## [WHAT THE TASK ASKS]
Look through the data below and return each line where "DEPTH" appears.

## [RECORDS SHOWN]

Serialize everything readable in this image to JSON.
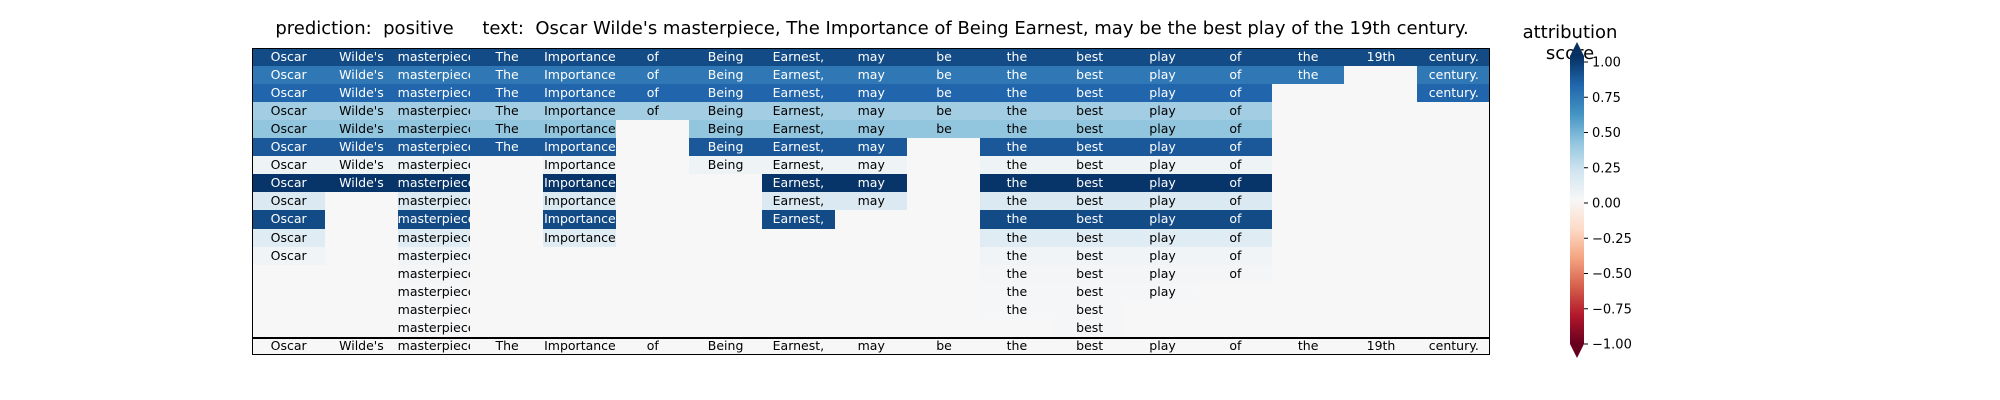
{
  "title": "prediction:  positive     text:  Oscar Wilde's masterpiece, The Importance of Being Earnest, may be the best play of the 19th century.",
  "colorbar": {
    "label": "attribution score",
    "ticks": [
      "1.00",
      "0.75",
      "0.50",
      "0.25",
      "0.00",
      "−0.25",
      "−0.50",
      "−0.75",
      "−1.00"
    ]
  },
  "chart_data": {
    "type": "heatmap",
    "prediction": "positive",
    "text": "Oscar Wilde's masterpiece, The Importance of Being Earnest, may be the best play of the 19th century.",
    "tokens": [
      "Oscar",
      "Wilde's",
      "masterpiece,",
      "The",
      "Importance",
      "of",
      "Being",
      "Earnest,",
      "may",
      "be",
      "the",
      "best",
      "play",
      "of",
      "the",
      "19th",
      "century."
    ],
    "rows": [
      {
        "labels": [
          "Oscar",
          "Wilde's",
          "masterpiece,",
          "The",
          "Importance",
          "of",
          "Being",
          "Earnest,",
          "may",
          "be",
          "the",
          "best",
          "play",
          "of",
          "the",
          "19th",
          "century."
        ],
        "values": [
          0.9,
          0.9,
          0.9,
          0.9,
          0.9,
          0.9,
          0.9,
          0.9,
          0.9,
          0.9,
          0.9,
          0.9,
          0.9,
          0.9,
          0.9,
          0.9,
          0.9
        ]
      },
      {
        "labels": [
          "Oscar",
          "Wilde's",
          "masterpiece,",
          "The",
          "Importance",
          "of",
          "Being",
          "Earnest,",
          "may",
          "be",
          "the",
          "best",
          "play",
          "of",
          "the",
          "",
          "century."
        ],
        "values": [
          0.72,
          0.72,
          0.72,
          0.72,
          0.72,
          0.72,
          0.72,
          0.72,
          0.72,
          0.72,
          0.72,
          0.72,
          0.72,
          0.72,
          0.72,
          0,
          0.72
        ]
      },
      {
        "labels": [
          "Oscar",
          "Wilde's",
          "masterpiece,",
          "The",
          "Importance",
          "of",
          "Being",
          "Earnest,",
          "may",
          "be",
          "the",
          "best",
          "play",
          "of",
          "",
          "",
          "century."
        ],
        "values": [
          0.8,
          0.8,
          0.8,
          0.8,
          0.8,
          0.8,
          0.8,
          0.8,
          0.8,
          0.8,
          0.8,
          0.8,
          0.8,
          0.8,
          0,
          0,
          0.8
        ]
      },
      {
        "labels": [
          "Oscar",
          "Wilde's",
          "masterpiece,",
          "The",
          "Importance",
          "of",
          "Being",
          "Earnest,",
          "may",
          "be",
          "the",
          "best",
          "play",
          "of",
          "",
          "",
          ""
        ],
        "values": [
          0.35,
          0.35,
          0.35,
          0.35,
          0.35,
          0.35,
          0.35,
          0.35,
          0.35,
          0.35,
          0.35,
          0.35,
          0.35,
          0.35,
          0,
          0,
          0
        ]
      },
      {
        "labels": [
          "Oscar",
          "Wilde's",
          "masterpiece,",
          "The",
          "Importance",
          "",
          "Being",
          "Earnest,",
          "may",
          "be",
          "the",
          "best",
          "play",
          "of",
          "",
          "",
          ""
        ],
        "values": [
          0.4,
          0.4,
          0.4,
          0.4,
          0.4,
          0,
          0.4,
          0.4,
          0.4,
          0.4,
          0.4,
          0.4,
          0.4,
          0.4,
          0,
          0,
          0
        ]
      },
      {
        "labels": [
          "Oscar",
          "Wilde's",
          "masterpiece,",
          "The",
          "Importance",
          "",
          "Being",
          "Earnest,",
          "may",
          "",
          "the",
          "best",
          "play",
          "of",
          "",
          "",
          ""
        ],
        "values": [
          0.85,
          0.85,
          0.85,
          0.85,
          0.85,
          0,
          0.85,
          0.85,
          0.85,
          0,
          0.85,
          0.85,
          0.85,
          0.85,
          0,
          0,
          0
        ]
      },
      {
        "labels": [
          "Oscar",
          "Wilde's",
          "masterpiece,",
          "",
          "Importance",
          "",
          "Being",
          "Earnest,",
          "may",
          "",
          "the",
          "best",
          "play",
          "of",
          "",
          "",
          ""
        ],
        "values": [
          0.05,
          0.05,
          0.05,
          0,
          0.05,
          0,
          0.05,
          0.05,
          0.05,
          0,
          0.05,
          0.05,
          0.05,
          0.05,
          0,
          0,
          0
        ]
      },
      {
        "labels": [
          "Oscar",
          "Wilde's",
          "masterpiece",
          "",
          "Importance",
          "",
          "",
          "Earnest,",
          "may",
          "",
          "the",
          "best",
          "play",
          "of",
          "",
          "",
          ""
        ],
        "values": [
          0.98,
          0.98,
          0.98,
          0,
          0.98,
          0,
          0,
          0.98,
          0.98,
          0,
          0.98,
          0.98,
          0.98,
          0.98,
          0,
          0,
          0
        ]
      },
      {
        "labels": [
          "Oscar",
          "",
          "masterpiece,",
          "",
          "Importance",
          "",
          "",
          "Earnest,",
          "may",
          "",
          "the",
          "best",
          "play",
          "of",
          "",
          "",
          ""
        ],
        "values": [
          0.15,
          0,
          0.15,
          0,
          0.15,
          0,
          0,
          0.15,
          0.15,
          0,
          0.15,
          0.15,
          0.15,
          0.15,
          0,
          0,
          0
        ]
      },
      {
        "labels": [
          "Oscar",
          "",
          "masterpiece",
          "",
          "Importance",
          "",
          "",
          "Earnest,",
          "",
          "",
          "the",
          "best",
          "play",
          "of",
          "",
          "",
          ""
        ],
        "values": [
          0.9,
          0,
          0.9,
          0,
          0.9,
          0,
          0,
          0.9,
          0,
          0,
          0.9,
          0.9,
          0.9,
          0.9,
          0,
          0,
          0
        ]
      },
      {
        "labels": [
          "Oscar",
          "",
          "masterpiece,",
          "",
          "Importance",
          "",
          "",
          "",
          "",
          "",
          "the",
          "best",
          "play",
          "of",
          "",
          "",
          ""
        ],
        "values": [
          0.12,
          0,
          0.12,
          0,
          0.12,
          0,
          0,
          0,
          0,
          0,
          0.12,
          0.12,
          0.12,
          0.12,
          0,
          0,
          0
        ]
      },
      {
        "labels": [
          "Oscar",
          "",
          "masterpiece,",
          "",
          "",
          "",
          "",
          "",
          "",
          "",
          "the",
          "best",
          "play",
          "of",
          "",
          "",
          ""
        ],
        "values": [
          0.03,
          0,
          0.03,
          0,
          0,
          0,
          0,
          0,
          0,
          0,
          0.03,
          0.03,
          0.03,
          0.03,
          0,
          0,
          0
        ]
      },
      {
        "labels": [
          "",
          "",
          "masterpiece,",
          "",
          "",
          "",
          "",
          "",
          "",
          "",
          "the",
          "best",
          "play",
          "of",
          "",
          "",
          ""
        ],
        "values": [
          0,
          0,
          0.02,
          0,
          0,
          0,
          0,
          0,
          0,
          0,
          0.02,
          0.02,
          0.02,
          0.02,
          0,
          0,
          0
        ]
      },
      {
        "labels": [
          "",
          "",
          "masterpiece,",
          "",
          "",
          "",
          "",
          "",
          "",
          "",
          "the",
          "best",
          "play",
          "",
          "",
          "",
          ""
        ],
        "values": [
          0,
          0,
          0.01,
          0,
          0,
          0,
          0,
          0,
          0,
          0,
          0.01,
          0.01,
          0.01,
          0,
          0,
          0,
          0
        ]
      },
      {
        "labels": [
          "",
          "",
          "masterpiece,",
          "",
          "",
          "",
          "",
          "",
          "",
          "",
          "the",
          "best",
          "",
          "",
          "",
          "",
          ""
        ],
        "values": [
          0,
          0,
          0.01,
          0,
          0,
          0,
          0,
          0,
          0,
          0,
          0.01,
          0.01,
          0,
          0,
          0,
          0,
          0
        ]
      },
      {
        "labels": [
          "",
          "",
          "masterpiece,",
          "",
          "",
          "",
          "",
          "",
          "",
          "",
          "",
          "best",
          "",
          "",
          "",
          "",
          ""
        ],
        "values": [
          0,
          0,
          0.01,
          0,
          0,
          0,
          0,
          0,
          0,
          0,
          0,
          0.01,
          0,
          0,
          0,
          0,
          0
        ]
      },
      {
        "labels": [
          "Oscar",
          "Wilde's",
          "masterpiece,",
          "The",
          "Importance",
          "of",
          "Being",
          "Earnest,",
          "may",
          "be",
          "the",
          "best",
          "play",
          "of",
          "the",
          "19th",
          "century."
        ],
        "values": [
          0,
          0,
          0,
          0,
          0,
          0,
          0,
          0,
          0,
          0,
          0,
          0,
          0,
          0,
          0,
          0,
          0
        ]
      }
    ],
    "colormap": "RdBu",
    "vmin": -1,
    "vmax": 1
  }
}
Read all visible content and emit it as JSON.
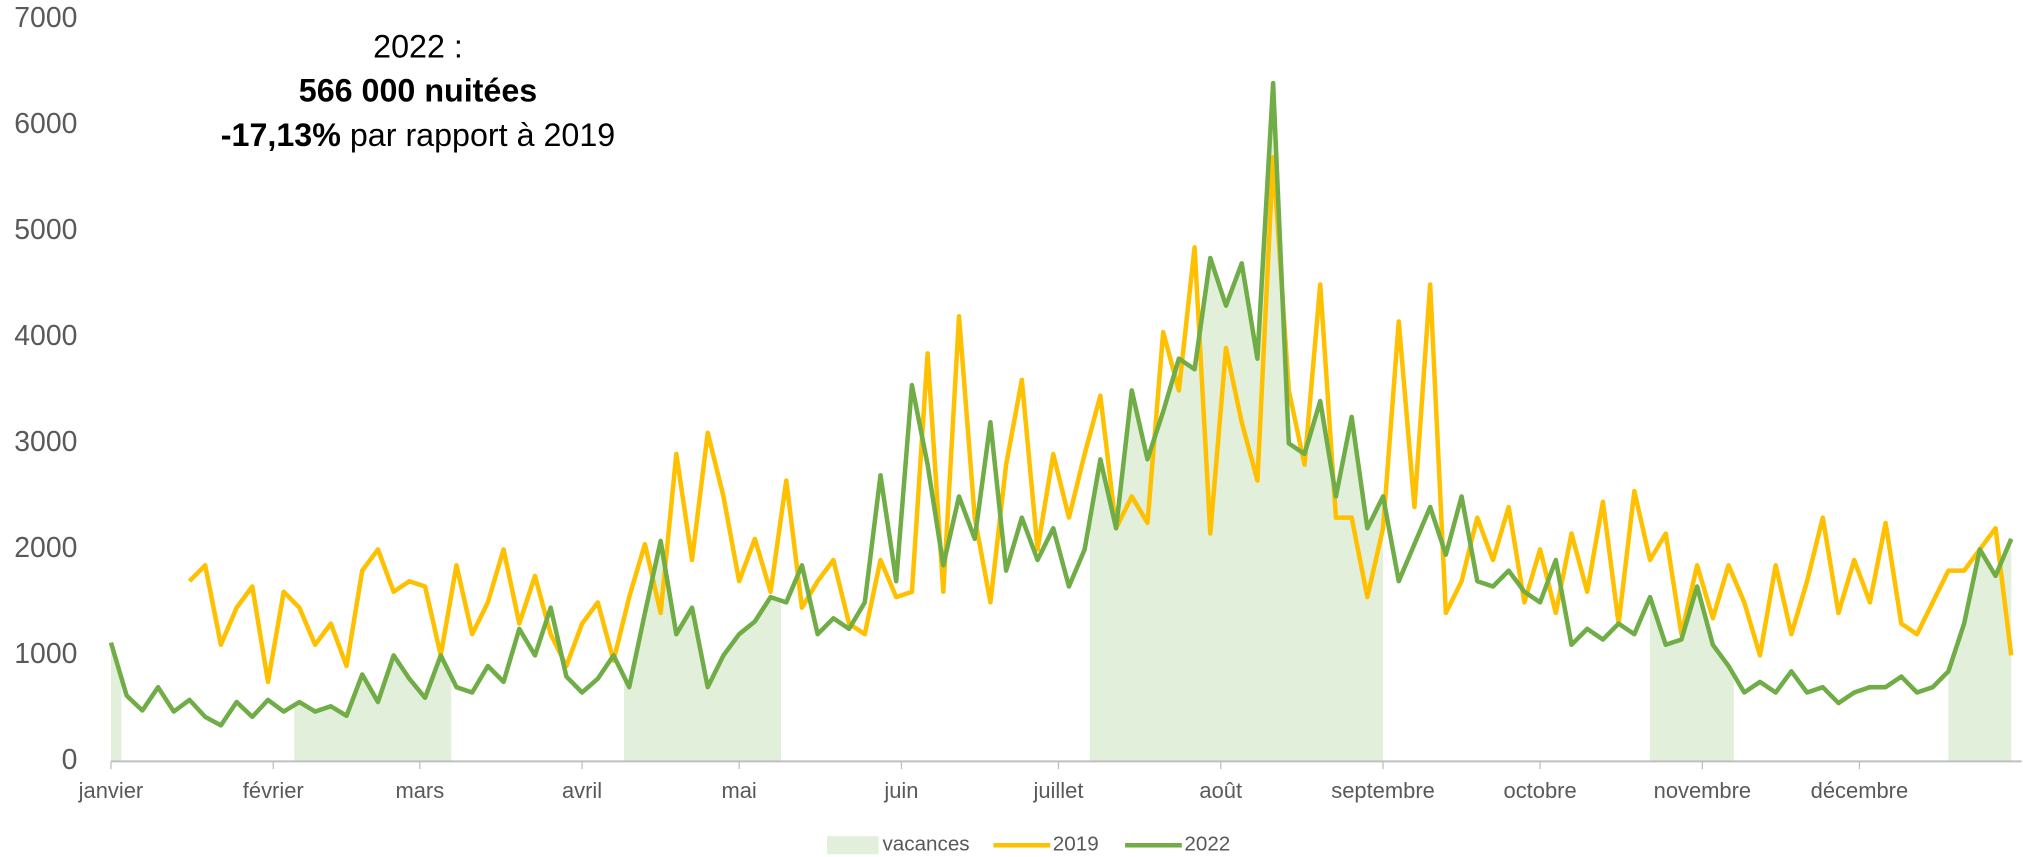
{
  "chart_data": {
    "type": "line",
    "annotation": {
      "line1": "2022 :",
      "line2": "566 000 nuitées",
      "line3_bold": "-17,13%",
      "line3_rest": "par rapport à 2019"
    },
    "x": [
      1,
      4,
      7,
      10,
      13,
      16,
      19,
      22,
      25,
      28,
      31,
      34,
      37,
      40,
      43,
      46,
      49,
      52,
      55,
      58,
      61,
      64,
      67,
      70,
      73,
      76,
      79,
      82,
      85,
      88,
      91,
      94,
      97,
      100,
      103,
      106,
      109,
      112,
      115,
      118,
      121,
      124,
      127,
      130,
      133,
      136,
      139,
      142,
      145,
      148,
      151,
      154,
      157,
      160,
      163,
      166,
      169,
      172,
      175,
      178,
      181,
      184,
      187,
      190,
      193,
      196,
      199,
      202,
      205,
      208,
      211,
      214,
      217,
      220,
      223,
      226,
      229,
      232,
      235,
      238,
      241,
      244,
      247,
      250,
      253,
      256,
      259,
      262,
      265,
      268,
      271,
      274,
      277,
      280,
      283,
      286,
      289,
      292,
      295,
      298,
      301,
      304,
      307,
      310,
      313,
      316,
      319,
      322,
      325,
      328,
      331,
      334,
      337,
      340,
      343,
      346,
      349,
      352,
      355,
      358,
      361,
      364
    ],
    "series": [
      {
        "name": "2019",
        "color": "#ffc000",
        "values": [
          null,
          null,
          null,
          null,
          null,
          1700,
          1850,
          1100,
          1450,
          1650,
          750,
          1600,
          1450,
          1100,
          1300,
          900,
          1800,
          2000,
          1600,
          1700,
          1650,
          1000,
          1850,
          1200,
          1500,
          2000,
          1300,
          1750,
          1200,
          900,
          1300,
          1500,
          950,
          1550,
          2050,
          1400,
          2900,
          1900,
          3100,
          2500,
          1700,
          2100,
          1600,
          2650,
          1450,
          1700,
          1900,
          1300,
          1200,
          1900,
          1550,
          1600,
          3850,
          1600,
          4200,
          2300,
          1500,
          2800,
          3600,
          2000,
          2900,
          2300,
          2900,
          3450,
          2200,
          2500,
          2250,
          4050,
          3500,
          4850,
          2150,
          3900,
          3200,
          2650,
          5700,
          3500,
          2800,
          4500,
          2300,
          2300,
          1550,
          2200,
          4150,
          2400,
          4500,
          1400,
          1700,
          2300,
          1900,
          2400,
          1500,
          2000,
          1400,
          2150,
          1600,
          2450,
          1300,
          2550,
          1900,
          2150,
          1200,
          1850,
          1350,
          1850,
          1500,
          1000,
          1850,
          1200,
          1700,
          2300,
          1400,
          1900,
          1500,
          2250,
          1300,
          1200,
          1500,
          1800,
          1800,
          2000,
          2200,
          1000
        ]
      },
      {
        "name": "2022",
        "color": "#70ad47",
        "values": [
          1120,
          620,
          480,
          700,
          470,
          580,
          420,
          340,
          560,
          420,
          580,
          470,
          560,
          470,
          520,
          430,
          820,
          560,
          1000,
          780,
          600,
          1000,
          700,
          650,
          900,
          750,
          1250,
          1000,
          1450,
          800,
          650,
          780,
          1000,
          700,
          1400,
          2080,
          1200,
          1450,
          700,
          1000,
          1200,
          1320,
          1550,
          1500,
          1850,
          1200,
          1350,
          1250,
          1500,
          2700,
          1700,
          3550,
          2800,
          1850,
          2500,
          2100,
          3200,
          1800,
          2300,
          1900,
          2200,
          1650,
          2000,
          2850,
          2200,
          3500,
          2850,
          3300,
          3800,
          3700,
          4750,
          4300,
          4700,
          3800,
          6400,
          3000,
          2900,
          3400,
          2500,
          3250,
          2200,
          2500,
          1700,
          2050,
          2400,
          1950,
          2500,
          1700,
          1650,
          1800,
          1600,
          1500,
          1900,
          1100,
          1250,
          1150,
          1300,
          1200,
          1550,
          1100,
          1150,
          1650,
          1100,
          900,
          650,
          750,
          650,
          850,
          650,
          700,
          550,
          650,
          700,
          700,
          800,
          650,
          700,
          850,
          1300,
          2000,
          1750,
          2100
        ]
      }
    ],
    "vacances": {
      "name": "vacances",
      "color": "#e2efda",
      "periods": [
        [
          1,
          3
        ],
        [
          36,
          66
        ],
        [
          99,
          129
        ],
        [
          188,
          244
        ],
        [
          295,
          311
        ],
        [
          352,
          366
        ]
      ]
    },
    "xlim": [
      1,
      366
    ],
    "xticks": [
      {
        "value": 1,
        "label": "janvier"
      },
      {
        "value": 32,
        "label": "février"
      },
      {
        "value": 60,
        "label": "mars"
      },
      {
        "value": 91,
        "label": "avril"
      },
      {
        "value": 121,
        "label": "mai"
      },
      {
        "value": 152,
        "label": "juin"
      },
      {
        "value": 182,
        "label": "juillet"
      },
      {
        "value": 213,
        "label": "août"
      },
      {
        "value": 244,
        "label": "septembre"
      },
      {
        "value": 274,
        "label": "octobre"
      },
      {
        "value": 305,
        "label": "novembre"
      },
      {
        "value": 335,
        "label": "décembre"
      }
    ],
    "ylim": [
      0,
      7000
    ],
    "yticks": [
      0,
      1000,
      2000,
      3000,
      4000,
      5000,
      6000,
      7000
    ],
    "grid": false
  }
}
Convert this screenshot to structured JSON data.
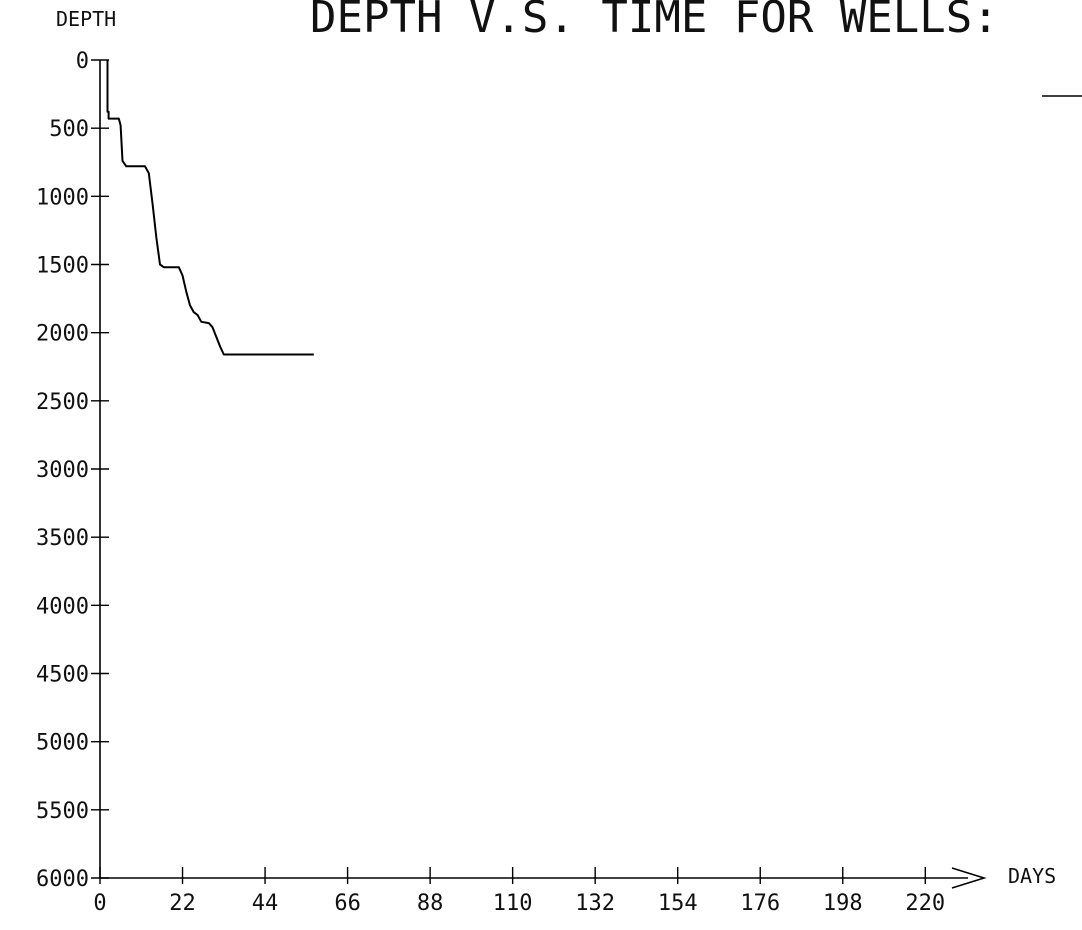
{
  "chart_data": {
    "type": "line",
    "title": "DEPTH V.S. TIME FOR WELLS:",
    "ylabel": "DEPTH",
    "xlabel": "DAYS",
    "xlim": [
      0,
      240
    ],
    "ylim": [
      0,
      6000
    ],
    "y_inverted": true,
    "grid": false,
    "x_ticks": [
      0,
      22,
      44,
      66,
      88,
      110,
      132,
      154,
      176,
      198,
      220
    ],
    "y_ticks": [
      0,
      500,
      1000,
      1500,
      2000,
      2500,
      3000,
      3500,
      4000,
      4500,
      5000,
      5500,
      6000
    ],
    "series": [
      {
        "x": [
          2,
          2,
          2.3,
          2.3,
          5,
          5.5,
          6,
          7,
          12,
          13,
          14,
          15,
          16,
          17,
          18,
          18.5,
          21,
          22,
          23,
          24,
          25,
          26,
          27,
          29,
          30,
          32,
          33,
          57
        ],
        "y": [
          0,
          380,
          380,
          430,
          430,
          480,
          740,
          780,
          780,
          830,
          1050,
          1300,
          1500,
          1520,
          1520,
          1520,
          1520,
          1580,
          1700,
          1800,
          1850,
          1870,
          1920,
          1930,
          1960,
          2100,
          2160,
          2160
        ]
      }
    ]
  }
}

## [SOLUTION FOR THIS TASK]
    "title": "DEPTH V.S. TIME FOR WELLS:",
    "ylabel": "DEPTH",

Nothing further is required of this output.